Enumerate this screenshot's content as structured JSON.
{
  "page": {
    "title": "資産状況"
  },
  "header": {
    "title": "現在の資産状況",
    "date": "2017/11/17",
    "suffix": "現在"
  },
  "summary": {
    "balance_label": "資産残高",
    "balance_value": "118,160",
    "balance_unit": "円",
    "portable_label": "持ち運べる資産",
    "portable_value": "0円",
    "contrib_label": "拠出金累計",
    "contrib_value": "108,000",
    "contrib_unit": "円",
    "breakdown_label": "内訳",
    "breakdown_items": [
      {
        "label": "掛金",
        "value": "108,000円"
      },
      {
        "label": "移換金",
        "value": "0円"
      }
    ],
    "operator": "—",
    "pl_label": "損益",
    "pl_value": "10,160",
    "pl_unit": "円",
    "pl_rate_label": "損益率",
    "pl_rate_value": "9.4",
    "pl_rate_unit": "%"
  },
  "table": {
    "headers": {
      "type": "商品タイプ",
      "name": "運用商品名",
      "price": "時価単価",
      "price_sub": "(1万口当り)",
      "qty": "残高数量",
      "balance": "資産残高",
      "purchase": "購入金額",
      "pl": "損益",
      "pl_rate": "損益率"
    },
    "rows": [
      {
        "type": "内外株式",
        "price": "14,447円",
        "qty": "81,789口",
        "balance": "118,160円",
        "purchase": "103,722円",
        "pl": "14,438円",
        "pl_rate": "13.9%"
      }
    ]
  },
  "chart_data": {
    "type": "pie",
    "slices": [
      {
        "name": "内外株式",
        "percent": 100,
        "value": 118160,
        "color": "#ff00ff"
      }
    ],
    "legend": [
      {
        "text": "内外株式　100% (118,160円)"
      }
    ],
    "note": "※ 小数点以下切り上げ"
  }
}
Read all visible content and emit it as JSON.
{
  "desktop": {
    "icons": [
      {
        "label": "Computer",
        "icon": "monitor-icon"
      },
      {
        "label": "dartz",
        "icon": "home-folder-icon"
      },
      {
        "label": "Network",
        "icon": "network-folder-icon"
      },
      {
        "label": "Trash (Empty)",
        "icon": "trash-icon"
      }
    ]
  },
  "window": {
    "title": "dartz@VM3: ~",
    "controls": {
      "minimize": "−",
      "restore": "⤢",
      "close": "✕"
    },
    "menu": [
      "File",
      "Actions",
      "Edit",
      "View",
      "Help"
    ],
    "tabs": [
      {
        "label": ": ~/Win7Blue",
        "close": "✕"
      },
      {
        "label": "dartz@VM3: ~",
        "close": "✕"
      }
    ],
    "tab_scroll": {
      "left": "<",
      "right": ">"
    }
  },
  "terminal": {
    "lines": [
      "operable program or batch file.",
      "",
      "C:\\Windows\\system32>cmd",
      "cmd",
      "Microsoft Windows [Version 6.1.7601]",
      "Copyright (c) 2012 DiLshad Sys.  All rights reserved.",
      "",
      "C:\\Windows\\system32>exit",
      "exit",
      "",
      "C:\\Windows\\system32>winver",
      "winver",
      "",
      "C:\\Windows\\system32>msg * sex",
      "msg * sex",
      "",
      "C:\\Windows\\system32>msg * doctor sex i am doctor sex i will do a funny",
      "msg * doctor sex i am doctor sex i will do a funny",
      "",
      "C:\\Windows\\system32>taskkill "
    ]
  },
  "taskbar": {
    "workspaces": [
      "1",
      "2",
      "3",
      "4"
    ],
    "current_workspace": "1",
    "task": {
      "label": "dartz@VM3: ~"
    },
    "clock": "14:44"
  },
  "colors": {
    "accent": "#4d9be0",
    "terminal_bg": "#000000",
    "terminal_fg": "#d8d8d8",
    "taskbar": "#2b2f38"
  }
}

**WRITTEN PROBLEM:** From the data, collect all lines where the string "doctor" appears.

**THE OUTPUT:**
      "C:\\Windows\\system32>msg * doctor sex i am doctor sex i will do a funny",
      "msg * doctor sex i am doctor sex i will do a funny",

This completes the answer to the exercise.